* **Your task**:
Find how many lines in the material hold the word "title", then state that number and nothing more.

* **Provided entries**:
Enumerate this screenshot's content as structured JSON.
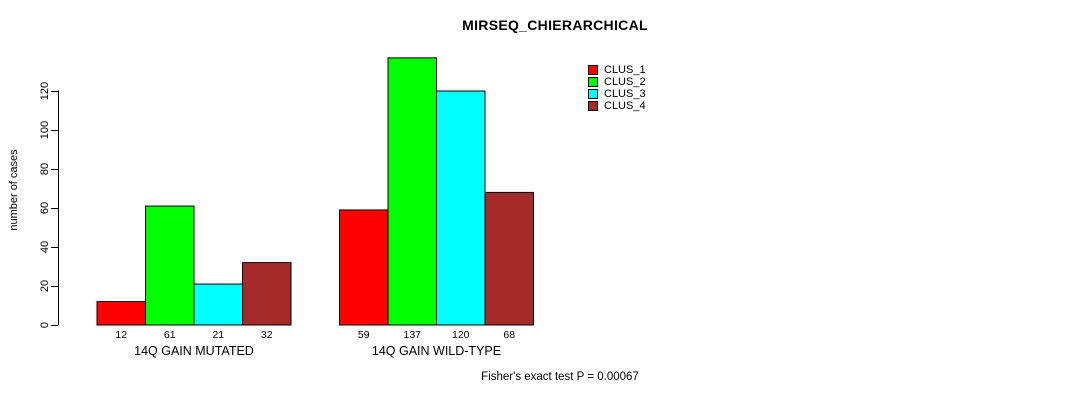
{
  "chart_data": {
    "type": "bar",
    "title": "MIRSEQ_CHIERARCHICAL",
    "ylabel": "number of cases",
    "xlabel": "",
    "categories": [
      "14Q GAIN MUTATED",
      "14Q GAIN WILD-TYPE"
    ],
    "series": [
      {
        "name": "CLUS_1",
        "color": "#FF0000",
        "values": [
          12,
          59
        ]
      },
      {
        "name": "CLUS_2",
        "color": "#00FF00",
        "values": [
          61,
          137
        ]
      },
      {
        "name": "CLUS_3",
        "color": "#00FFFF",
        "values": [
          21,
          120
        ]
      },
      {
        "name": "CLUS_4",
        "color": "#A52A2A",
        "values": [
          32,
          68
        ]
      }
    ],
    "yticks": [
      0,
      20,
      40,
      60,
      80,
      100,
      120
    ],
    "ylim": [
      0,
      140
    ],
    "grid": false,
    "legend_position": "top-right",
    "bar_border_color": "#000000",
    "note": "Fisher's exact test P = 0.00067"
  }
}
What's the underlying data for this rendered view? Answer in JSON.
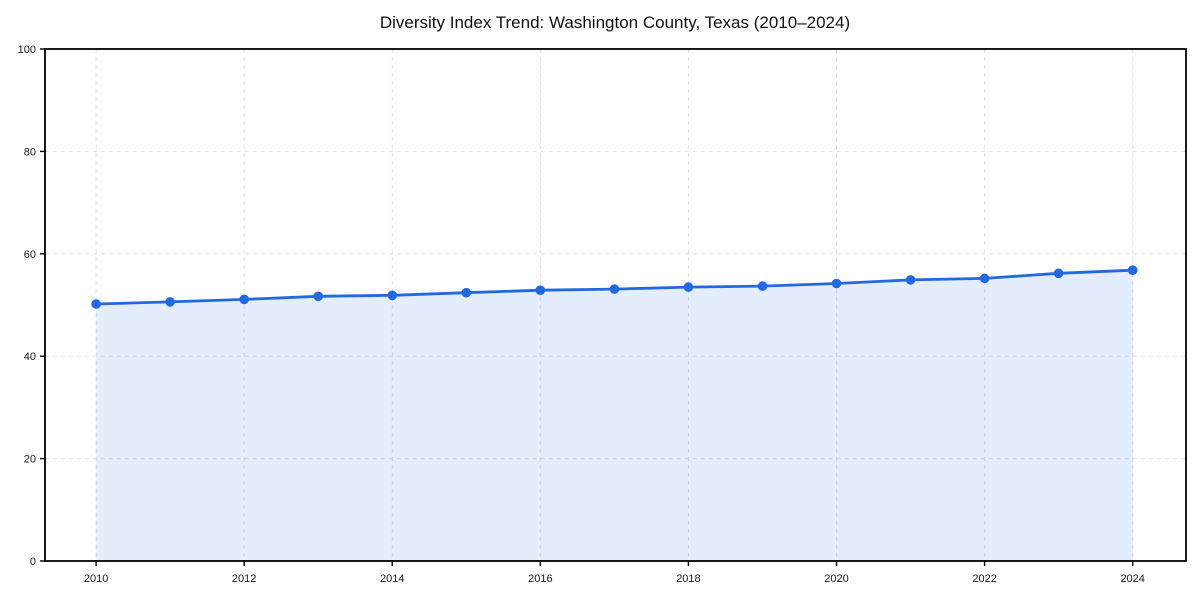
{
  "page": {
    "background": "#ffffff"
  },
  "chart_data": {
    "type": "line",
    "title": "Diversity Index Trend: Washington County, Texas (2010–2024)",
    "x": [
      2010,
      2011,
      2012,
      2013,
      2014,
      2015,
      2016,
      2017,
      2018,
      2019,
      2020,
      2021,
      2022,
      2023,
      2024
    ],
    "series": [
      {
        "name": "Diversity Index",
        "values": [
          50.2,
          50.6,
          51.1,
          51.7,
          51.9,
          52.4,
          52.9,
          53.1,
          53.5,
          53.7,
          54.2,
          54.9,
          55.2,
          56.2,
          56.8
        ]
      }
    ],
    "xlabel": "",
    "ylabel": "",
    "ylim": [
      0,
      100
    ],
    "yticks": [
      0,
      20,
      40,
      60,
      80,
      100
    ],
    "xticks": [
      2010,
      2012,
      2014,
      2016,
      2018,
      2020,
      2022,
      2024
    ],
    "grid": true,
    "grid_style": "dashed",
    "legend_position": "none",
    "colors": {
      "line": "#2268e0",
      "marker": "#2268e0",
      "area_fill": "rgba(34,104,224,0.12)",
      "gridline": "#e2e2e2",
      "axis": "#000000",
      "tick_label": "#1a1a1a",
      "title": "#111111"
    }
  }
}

* **Complete output**:
3